··· Excerpted records ···
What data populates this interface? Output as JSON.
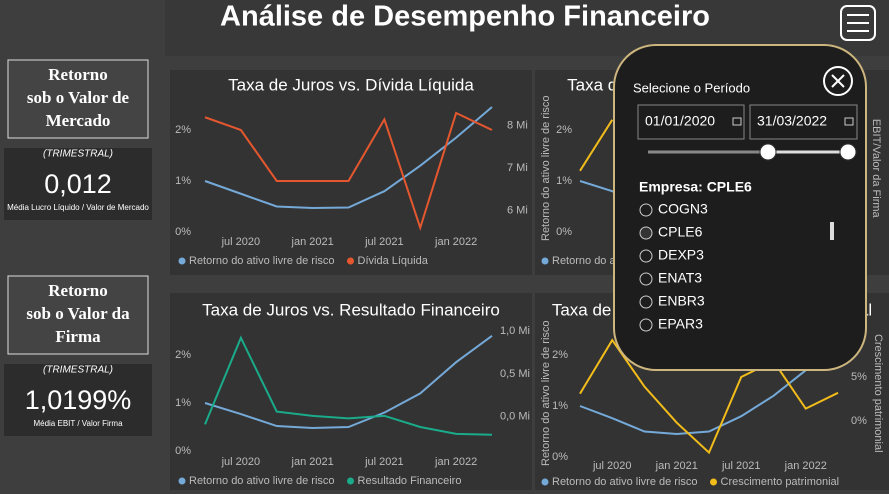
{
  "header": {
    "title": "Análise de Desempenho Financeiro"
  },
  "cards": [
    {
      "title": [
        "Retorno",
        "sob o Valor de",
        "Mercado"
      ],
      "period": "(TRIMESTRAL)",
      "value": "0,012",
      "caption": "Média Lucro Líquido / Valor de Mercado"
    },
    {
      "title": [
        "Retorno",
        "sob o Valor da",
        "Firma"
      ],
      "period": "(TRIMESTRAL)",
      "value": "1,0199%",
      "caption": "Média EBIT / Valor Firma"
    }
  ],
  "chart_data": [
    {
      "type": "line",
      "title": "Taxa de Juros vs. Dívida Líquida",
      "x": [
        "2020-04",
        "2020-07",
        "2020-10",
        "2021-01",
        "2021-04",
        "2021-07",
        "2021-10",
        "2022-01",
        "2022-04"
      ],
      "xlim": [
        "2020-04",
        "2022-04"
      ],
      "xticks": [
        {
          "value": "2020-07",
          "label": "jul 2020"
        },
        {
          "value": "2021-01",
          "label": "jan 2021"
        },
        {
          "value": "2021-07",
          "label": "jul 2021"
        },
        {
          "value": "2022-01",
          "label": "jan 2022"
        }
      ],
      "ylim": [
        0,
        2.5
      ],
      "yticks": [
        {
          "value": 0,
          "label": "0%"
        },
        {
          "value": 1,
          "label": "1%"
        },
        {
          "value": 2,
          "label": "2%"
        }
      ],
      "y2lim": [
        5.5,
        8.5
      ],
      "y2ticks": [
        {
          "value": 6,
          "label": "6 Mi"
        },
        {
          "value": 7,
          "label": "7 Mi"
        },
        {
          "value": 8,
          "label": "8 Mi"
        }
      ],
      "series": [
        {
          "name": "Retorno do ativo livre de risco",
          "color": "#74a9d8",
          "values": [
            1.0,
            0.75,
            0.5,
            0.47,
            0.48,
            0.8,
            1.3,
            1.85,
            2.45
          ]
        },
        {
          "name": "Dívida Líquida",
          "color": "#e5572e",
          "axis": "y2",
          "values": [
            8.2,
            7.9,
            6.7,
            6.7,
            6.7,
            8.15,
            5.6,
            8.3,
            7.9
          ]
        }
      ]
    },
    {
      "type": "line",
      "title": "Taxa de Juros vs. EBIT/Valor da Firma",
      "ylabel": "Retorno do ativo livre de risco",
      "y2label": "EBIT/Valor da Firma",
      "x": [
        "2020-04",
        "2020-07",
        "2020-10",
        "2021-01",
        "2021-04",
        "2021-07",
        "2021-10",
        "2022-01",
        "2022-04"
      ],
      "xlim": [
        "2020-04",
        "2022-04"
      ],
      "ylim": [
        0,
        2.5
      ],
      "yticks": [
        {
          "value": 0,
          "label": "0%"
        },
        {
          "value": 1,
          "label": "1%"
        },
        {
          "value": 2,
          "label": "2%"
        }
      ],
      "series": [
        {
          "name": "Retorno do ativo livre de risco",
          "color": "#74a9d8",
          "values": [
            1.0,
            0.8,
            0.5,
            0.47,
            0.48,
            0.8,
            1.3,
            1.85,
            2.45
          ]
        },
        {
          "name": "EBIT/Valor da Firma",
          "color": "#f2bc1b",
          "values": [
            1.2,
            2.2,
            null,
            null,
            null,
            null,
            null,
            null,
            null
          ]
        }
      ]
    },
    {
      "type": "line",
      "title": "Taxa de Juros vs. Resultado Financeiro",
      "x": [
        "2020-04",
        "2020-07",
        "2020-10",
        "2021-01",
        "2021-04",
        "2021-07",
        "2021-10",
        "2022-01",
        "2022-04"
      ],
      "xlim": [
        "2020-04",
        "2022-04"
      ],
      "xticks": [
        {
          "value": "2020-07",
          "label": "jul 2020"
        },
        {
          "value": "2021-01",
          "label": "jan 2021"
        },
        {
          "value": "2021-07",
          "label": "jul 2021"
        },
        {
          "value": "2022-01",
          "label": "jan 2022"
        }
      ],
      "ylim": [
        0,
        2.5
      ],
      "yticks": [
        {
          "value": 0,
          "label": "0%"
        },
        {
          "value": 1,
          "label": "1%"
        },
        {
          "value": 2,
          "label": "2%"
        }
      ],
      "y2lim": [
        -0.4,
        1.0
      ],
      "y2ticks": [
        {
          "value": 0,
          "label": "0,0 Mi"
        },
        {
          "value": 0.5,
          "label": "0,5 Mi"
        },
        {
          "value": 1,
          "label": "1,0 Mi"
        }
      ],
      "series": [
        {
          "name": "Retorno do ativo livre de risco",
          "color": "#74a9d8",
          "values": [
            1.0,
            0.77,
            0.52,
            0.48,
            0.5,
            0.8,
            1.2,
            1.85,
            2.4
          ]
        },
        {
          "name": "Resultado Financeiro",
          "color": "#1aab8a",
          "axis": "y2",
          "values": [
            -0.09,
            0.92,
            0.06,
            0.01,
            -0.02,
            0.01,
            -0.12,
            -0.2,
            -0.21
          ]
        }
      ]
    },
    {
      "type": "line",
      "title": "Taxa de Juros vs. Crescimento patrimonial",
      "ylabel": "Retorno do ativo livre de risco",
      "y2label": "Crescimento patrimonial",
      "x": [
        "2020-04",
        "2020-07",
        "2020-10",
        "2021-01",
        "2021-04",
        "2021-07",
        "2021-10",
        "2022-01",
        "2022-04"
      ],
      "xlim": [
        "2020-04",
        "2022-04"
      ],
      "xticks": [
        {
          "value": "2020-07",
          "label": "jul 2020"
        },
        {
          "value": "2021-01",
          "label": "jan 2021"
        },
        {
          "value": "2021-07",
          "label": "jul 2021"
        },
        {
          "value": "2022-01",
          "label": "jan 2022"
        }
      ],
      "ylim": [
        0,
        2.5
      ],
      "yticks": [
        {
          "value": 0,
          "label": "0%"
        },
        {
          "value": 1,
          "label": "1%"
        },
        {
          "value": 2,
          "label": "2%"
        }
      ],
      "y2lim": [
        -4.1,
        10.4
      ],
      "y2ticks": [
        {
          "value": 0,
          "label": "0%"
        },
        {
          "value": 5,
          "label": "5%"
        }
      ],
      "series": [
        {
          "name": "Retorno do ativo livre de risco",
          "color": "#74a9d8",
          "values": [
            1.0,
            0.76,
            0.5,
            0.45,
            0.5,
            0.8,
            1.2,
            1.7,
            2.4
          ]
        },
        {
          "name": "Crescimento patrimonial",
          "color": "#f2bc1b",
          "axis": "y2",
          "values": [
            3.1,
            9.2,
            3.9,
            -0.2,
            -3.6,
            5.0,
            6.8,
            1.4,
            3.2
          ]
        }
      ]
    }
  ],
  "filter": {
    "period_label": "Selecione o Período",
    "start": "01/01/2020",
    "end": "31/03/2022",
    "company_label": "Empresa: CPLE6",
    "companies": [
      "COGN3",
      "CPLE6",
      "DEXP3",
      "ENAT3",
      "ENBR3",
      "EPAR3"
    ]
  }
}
···
··· Excerpted records ···
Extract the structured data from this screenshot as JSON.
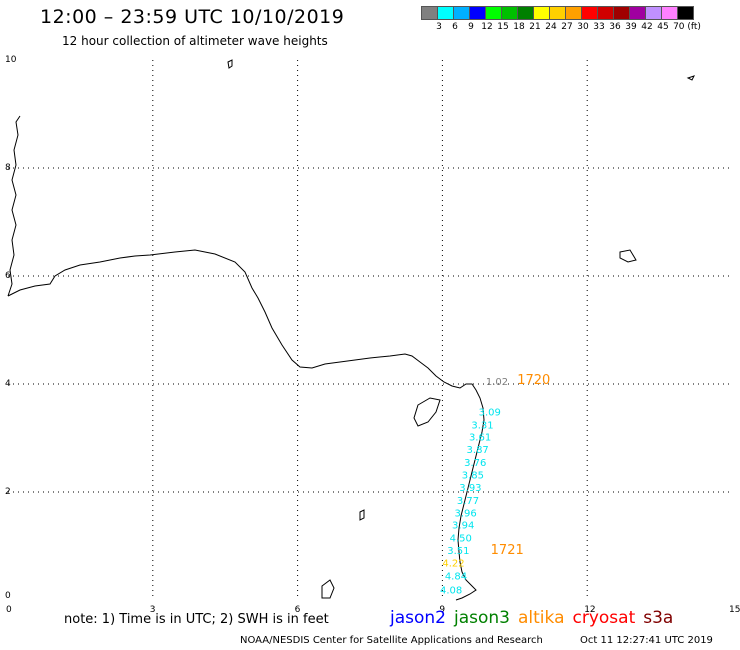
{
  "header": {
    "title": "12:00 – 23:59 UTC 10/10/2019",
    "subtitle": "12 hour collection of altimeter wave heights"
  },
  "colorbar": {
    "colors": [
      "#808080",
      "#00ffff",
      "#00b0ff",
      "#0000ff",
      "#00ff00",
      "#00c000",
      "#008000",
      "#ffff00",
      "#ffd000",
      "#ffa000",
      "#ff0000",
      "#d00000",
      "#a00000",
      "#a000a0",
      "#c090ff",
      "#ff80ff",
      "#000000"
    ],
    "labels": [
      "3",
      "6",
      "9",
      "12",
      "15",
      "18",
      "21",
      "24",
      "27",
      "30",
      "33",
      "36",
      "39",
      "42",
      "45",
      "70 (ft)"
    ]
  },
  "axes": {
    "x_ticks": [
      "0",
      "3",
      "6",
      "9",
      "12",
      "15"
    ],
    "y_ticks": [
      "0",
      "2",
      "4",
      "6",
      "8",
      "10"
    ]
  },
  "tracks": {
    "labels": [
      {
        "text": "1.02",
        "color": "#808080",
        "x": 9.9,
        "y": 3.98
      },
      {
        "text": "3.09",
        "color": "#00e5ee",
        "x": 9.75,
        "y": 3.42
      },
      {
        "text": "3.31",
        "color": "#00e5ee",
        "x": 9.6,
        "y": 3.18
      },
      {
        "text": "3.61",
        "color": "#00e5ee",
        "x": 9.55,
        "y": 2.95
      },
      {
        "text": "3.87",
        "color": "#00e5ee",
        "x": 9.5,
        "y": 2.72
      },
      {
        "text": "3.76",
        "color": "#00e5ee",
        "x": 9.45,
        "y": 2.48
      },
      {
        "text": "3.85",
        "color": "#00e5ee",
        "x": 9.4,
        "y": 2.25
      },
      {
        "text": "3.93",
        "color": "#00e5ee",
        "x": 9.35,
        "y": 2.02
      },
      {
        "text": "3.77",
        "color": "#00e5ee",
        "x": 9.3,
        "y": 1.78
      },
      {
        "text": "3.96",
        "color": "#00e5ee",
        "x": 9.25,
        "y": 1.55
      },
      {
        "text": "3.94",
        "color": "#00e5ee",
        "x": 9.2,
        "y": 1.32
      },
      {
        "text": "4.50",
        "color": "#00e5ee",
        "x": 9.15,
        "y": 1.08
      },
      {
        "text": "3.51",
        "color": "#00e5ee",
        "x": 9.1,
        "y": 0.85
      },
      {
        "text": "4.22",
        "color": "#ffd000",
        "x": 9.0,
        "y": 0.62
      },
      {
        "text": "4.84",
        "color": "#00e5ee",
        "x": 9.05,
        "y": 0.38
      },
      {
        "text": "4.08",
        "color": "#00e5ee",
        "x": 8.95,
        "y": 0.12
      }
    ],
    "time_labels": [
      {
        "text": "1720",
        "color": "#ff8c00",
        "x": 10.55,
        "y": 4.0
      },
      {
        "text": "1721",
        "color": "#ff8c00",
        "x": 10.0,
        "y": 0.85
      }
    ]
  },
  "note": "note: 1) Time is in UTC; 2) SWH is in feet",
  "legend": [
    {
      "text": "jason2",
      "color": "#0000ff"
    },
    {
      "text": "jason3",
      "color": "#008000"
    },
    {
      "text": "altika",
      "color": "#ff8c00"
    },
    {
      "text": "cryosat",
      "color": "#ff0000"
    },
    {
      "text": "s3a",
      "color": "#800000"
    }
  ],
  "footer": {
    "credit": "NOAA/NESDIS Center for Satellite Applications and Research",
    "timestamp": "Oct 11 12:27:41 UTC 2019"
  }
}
···
◆ Goal of the exercise: Return the number of lines that include the word "Líquida", and nothing else.

◆ Result for this task: 2